**YOUR INSTRUCTIONS**
Return all lines that include the string "Sciences".

Stored items from a collection
☆ ☆ ☆

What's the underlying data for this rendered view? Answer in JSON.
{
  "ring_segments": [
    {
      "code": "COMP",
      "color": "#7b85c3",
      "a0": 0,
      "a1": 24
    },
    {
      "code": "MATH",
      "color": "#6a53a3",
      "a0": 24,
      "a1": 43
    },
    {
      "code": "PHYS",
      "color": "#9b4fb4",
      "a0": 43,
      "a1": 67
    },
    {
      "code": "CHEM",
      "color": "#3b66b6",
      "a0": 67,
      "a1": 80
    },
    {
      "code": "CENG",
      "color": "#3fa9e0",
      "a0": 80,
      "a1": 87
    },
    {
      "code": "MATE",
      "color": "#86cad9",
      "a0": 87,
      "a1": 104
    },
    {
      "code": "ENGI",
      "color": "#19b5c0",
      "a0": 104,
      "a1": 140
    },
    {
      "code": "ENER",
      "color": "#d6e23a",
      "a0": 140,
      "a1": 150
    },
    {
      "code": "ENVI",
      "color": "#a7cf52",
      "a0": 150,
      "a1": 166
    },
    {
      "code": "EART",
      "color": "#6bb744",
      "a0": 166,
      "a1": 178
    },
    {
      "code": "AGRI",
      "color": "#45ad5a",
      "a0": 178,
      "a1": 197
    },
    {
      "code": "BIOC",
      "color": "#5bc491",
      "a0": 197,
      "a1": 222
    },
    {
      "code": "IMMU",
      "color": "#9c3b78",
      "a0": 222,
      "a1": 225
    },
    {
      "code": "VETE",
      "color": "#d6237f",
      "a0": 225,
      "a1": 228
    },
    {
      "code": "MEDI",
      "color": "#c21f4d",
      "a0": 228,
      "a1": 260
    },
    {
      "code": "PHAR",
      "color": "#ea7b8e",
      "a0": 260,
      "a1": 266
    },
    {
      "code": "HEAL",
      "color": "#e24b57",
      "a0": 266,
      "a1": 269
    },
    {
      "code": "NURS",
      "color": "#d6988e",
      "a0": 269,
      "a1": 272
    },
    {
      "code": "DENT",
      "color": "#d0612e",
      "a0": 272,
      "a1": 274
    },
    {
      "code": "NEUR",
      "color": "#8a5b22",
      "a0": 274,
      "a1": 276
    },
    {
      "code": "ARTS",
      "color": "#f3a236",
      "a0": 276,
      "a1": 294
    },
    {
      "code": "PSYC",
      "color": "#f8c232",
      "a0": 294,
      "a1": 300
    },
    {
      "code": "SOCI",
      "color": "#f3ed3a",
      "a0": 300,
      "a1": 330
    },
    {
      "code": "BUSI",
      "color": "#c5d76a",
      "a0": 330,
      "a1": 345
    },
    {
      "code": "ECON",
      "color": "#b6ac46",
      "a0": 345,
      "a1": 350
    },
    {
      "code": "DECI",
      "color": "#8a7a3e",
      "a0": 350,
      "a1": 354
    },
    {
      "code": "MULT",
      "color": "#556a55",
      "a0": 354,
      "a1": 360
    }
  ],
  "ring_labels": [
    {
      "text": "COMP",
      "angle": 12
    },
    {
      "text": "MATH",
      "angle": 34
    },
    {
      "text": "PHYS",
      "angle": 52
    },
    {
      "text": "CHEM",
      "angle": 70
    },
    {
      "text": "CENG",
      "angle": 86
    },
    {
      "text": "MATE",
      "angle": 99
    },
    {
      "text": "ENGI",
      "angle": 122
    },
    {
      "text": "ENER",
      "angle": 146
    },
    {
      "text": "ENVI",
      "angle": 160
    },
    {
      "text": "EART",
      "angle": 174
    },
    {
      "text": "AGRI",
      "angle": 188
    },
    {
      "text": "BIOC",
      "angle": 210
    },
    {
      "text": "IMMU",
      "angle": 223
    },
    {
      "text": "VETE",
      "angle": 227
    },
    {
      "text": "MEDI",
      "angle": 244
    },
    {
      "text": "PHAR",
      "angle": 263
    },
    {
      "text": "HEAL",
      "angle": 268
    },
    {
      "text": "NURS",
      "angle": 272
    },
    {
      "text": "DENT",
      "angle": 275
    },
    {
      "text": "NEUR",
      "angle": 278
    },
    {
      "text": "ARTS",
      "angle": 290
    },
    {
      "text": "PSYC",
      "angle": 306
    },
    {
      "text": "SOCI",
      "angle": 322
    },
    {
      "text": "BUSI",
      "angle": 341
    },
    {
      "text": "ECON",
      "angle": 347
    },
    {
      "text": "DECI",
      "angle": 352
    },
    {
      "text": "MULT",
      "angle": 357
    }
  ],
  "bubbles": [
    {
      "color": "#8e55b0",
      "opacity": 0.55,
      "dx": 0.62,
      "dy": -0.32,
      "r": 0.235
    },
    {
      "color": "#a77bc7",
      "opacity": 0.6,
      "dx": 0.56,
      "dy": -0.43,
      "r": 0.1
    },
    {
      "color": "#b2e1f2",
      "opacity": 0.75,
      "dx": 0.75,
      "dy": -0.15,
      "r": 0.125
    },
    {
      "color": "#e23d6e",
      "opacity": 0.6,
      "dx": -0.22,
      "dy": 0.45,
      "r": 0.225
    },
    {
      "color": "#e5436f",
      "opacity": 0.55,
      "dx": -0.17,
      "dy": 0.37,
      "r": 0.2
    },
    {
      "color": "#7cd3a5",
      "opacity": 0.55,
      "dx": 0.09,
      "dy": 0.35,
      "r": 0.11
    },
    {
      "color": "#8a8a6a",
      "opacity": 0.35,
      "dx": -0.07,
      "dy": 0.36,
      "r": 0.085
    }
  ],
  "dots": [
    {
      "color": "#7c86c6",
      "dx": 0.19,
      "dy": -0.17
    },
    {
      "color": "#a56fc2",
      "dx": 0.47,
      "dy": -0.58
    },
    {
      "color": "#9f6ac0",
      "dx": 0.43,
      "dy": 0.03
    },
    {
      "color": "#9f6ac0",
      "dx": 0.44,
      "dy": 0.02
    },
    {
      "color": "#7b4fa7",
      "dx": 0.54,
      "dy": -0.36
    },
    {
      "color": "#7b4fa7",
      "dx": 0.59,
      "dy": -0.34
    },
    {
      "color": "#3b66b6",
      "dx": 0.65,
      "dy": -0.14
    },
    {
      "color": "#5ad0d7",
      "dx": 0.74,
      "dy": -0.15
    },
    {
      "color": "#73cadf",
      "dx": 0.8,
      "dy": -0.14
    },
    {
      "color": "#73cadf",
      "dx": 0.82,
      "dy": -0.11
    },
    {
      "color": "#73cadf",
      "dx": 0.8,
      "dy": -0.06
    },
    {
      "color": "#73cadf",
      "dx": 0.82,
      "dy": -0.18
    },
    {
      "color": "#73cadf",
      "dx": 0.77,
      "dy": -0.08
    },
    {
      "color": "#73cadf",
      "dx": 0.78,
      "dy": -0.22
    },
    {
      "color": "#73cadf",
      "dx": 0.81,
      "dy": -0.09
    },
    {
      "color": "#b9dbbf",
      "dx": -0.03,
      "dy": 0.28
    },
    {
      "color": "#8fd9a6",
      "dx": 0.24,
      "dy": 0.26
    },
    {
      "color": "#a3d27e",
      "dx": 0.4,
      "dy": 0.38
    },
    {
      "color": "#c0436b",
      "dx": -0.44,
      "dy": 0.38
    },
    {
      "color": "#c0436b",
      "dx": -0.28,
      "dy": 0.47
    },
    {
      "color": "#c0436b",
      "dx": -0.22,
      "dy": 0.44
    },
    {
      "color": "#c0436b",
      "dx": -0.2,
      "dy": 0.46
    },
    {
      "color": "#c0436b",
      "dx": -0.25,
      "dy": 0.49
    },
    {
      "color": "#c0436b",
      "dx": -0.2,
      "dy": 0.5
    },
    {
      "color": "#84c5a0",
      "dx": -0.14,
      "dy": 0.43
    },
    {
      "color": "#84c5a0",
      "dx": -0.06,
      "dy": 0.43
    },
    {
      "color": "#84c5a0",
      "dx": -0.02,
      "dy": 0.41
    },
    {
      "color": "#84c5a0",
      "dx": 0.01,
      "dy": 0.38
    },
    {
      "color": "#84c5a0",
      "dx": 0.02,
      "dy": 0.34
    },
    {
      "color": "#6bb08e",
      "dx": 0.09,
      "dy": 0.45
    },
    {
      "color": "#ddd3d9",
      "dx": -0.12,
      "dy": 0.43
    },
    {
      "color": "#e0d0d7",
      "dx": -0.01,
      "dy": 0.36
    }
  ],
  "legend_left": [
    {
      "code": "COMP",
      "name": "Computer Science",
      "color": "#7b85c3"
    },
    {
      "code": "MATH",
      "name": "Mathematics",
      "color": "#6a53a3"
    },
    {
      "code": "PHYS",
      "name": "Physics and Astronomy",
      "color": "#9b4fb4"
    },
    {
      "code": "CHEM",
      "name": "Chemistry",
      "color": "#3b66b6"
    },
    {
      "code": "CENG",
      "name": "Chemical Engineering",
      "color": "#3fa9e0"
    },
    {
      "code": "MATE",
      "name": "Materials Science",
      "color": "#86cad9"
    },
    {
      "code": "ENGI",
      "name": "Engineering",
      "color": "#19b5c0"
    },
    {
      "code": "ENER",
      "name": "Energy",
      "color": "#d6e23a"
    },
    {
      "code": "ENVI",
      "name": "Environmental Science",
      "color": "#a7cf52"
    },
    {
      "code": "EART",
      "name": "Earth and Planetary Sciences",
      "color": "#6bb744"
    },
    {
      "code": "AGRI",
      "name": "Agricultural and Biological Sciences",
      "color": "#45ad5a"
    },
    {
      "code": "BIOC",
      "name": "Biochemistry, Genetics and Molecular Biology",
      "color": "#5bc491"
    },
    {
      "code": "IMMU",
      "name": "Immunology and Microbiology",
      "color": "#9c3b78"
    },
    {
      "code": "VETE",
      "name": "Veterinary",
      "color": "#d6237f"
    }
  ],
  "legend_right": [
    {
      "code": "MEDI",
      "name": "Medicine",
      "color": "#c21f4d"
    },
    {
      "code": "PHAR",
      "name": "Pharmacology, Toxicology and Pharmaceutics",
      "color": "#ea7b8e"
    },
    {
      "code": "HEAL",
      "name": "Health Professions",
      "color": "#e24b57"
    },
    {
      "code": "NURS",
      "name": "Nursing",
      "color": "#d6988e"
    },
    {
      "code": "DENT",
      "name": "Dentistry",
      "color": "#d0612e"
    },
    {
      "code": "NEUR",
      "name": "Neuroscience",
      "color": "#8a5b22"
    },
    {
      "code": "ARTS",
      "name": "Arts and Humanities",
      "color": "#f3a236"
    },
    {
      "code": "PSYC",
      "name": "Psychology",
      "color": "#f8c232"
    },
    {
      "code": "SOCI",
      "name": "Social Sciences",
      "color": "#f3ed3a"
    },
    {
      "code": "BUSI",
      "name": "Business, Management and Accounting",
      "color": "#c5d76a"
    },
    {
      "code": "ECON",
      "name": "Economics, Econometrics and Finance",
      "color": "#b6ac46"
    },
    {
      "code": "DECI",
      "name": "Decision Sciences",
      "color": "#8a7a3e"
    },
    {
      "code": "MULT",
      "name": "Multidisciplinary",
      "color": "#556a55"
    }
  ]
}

☆ ☆ ☆

**WRITTEN ANSWER**
      "name": "Earth and Planetary Sciences",
      "name": "Agricultural and Biological Sciences",
      "name": "Social Sciences",
      "name": "Decision Sciences",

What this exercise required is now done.